# [REQUIREMENTS]
Take the line containing "Decode this chart: output" and every line after it to the end of the records, and copy them exactly, excluding pictures.

# [MATERIAL SHOWN]
┄┄┄┄┄┄┄┄┄┄

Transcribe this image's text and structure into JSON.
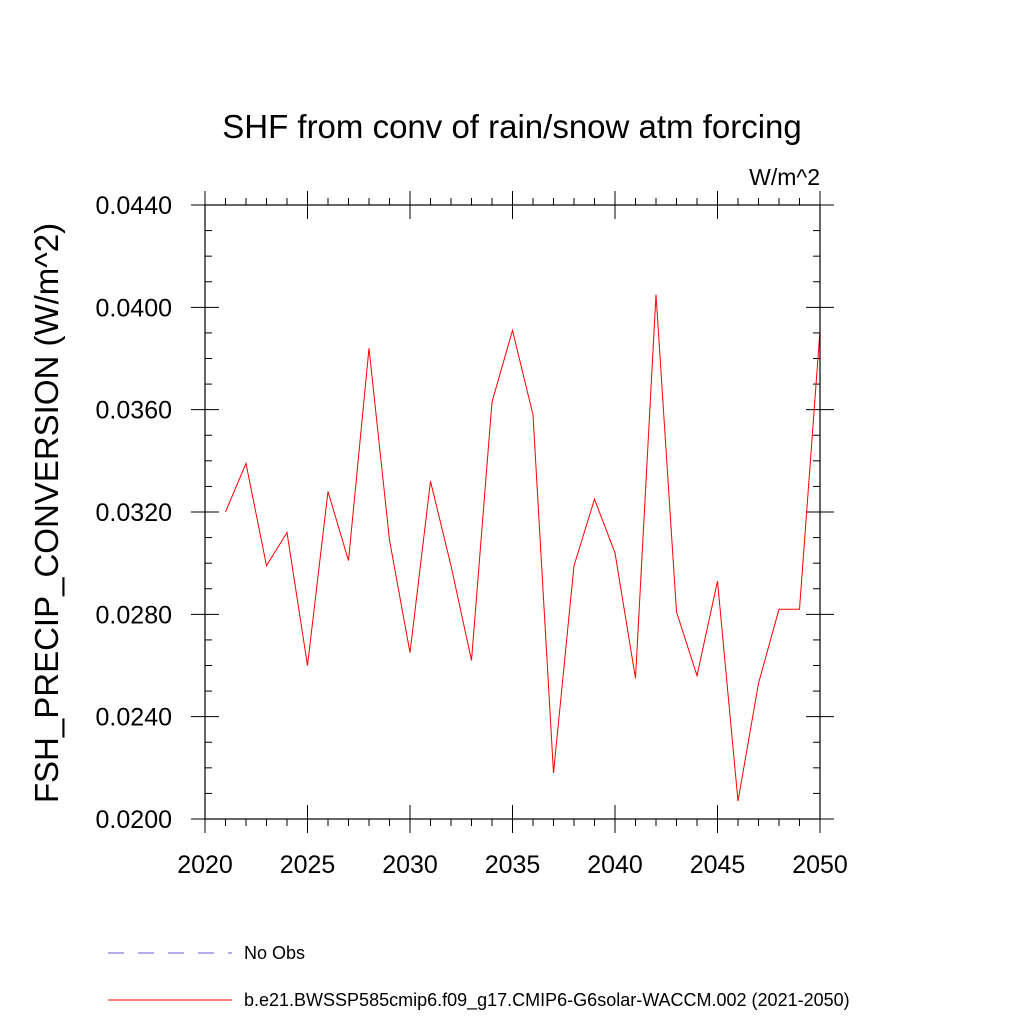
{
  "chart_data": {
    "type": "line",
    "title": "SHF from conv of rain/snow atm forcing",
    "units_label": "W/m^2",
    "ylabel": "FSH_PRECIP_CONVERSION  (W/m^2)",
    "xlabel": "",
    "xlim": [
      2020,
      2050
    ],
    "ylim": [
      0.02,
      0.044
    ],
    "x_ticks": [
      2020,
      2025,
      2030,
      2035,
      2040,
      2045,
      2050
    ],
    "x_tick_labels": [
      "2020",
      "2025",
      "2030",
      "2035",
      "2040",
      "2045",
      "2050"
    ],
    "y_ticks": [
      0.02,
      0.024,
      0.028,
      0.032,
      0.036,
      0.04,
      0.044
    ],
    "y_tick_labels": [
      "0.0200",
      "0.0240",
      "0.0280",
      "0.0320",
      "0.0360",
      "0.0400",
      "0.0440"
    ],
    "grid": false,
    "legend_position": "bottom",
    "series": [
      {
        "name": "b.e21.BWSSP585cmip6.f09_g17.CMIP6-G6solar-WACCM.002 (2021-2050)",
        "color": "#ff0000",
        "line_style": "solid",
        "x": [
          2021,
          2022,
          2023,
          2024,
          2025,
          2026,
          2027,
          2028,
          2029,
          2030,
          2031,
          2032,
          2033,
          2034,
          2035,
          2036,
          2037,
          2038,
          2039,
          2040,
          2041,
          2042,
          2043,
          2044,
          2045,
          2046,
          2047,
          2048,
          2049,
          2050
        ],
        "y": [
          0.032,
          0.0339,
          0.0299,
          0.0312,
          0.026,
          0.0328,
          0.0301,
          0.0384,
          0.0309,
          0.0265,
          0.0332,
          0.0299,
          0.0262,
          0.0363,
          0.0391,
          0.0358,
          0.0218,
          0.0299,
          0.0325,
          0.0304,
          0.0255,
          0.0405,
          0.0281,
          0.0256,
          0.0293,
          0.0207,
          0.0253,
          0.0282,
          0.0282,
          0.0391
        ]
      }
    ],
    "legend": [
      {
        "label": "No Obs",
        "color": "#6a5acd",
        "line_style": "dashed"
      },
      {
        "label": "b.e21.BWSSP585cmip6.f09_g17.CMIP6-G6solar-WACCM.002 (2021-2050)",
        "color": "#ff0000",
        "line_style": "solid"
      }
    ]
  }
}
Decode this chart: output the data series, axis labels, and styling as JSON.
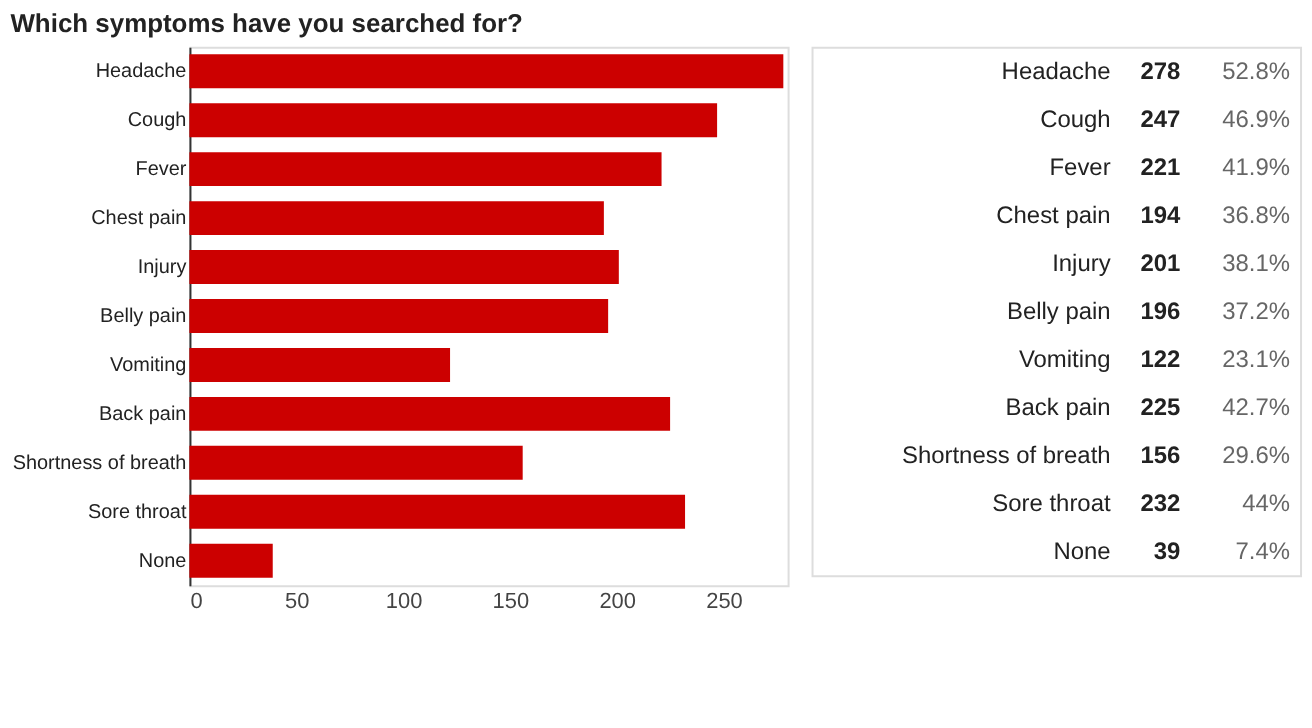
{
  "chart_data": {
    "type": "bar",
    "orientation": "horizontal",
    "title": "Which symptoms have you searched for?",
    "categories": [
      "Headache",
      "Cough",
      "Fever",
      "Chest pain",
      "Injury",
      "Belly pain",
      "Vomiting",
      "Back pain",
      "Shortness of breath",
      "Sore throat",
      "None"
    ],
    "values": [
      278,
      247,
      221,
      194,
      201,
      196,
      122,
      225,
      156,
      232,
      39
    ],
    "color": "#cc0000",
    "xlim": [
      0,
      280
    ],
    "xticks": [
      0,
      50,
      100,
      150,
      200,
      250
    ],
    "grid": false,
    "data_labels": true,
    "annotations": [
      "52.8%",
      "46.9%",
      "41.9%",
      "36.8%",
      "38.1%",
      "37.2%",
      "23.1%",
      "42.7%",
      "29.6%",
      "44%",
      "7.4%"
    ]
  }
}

┄┄┄┄┄┄┄┄┄┄

# [RIGHT ANSWER]
Decode this chart: output the data series, axis labels, and styling as JSON.
{
  "chart_data": {
    "type": "bar",
    "orientation": "horizontal",
    "title": "Which symptoms have you searched for?",
    "categories": [
      "Headache",
      "Cough",
      "Fever",
      "Chest pain",
      "Injury",
      "Belly pain",
      "Vomiting",
      "Back pain",
      "Shortness of breath",
      "Sore throat",
      "None"
    ],
    "values": [
      278,
      247,
      221,
      194,
      201,
      196,
      122,
      225,
      156,
      232,
      39
    ],
    "color": "#cc0000",
    "xlim": [
      0,
      280
    ],
    "xticks": [
      0,
      50,
      100,
      150,
      200,
      250
    ],
    "grid": false,
    "data_labels": true,
    "annotations": [
      "52.8%",
      "46.9%",
      "41.9%",
      "36.8%",
      "38.1%",
      "37.2%",
      "23.1%",
      "42.7%",
      "29.6%",
      "44%",
      "7.4%"
    ]
  }
}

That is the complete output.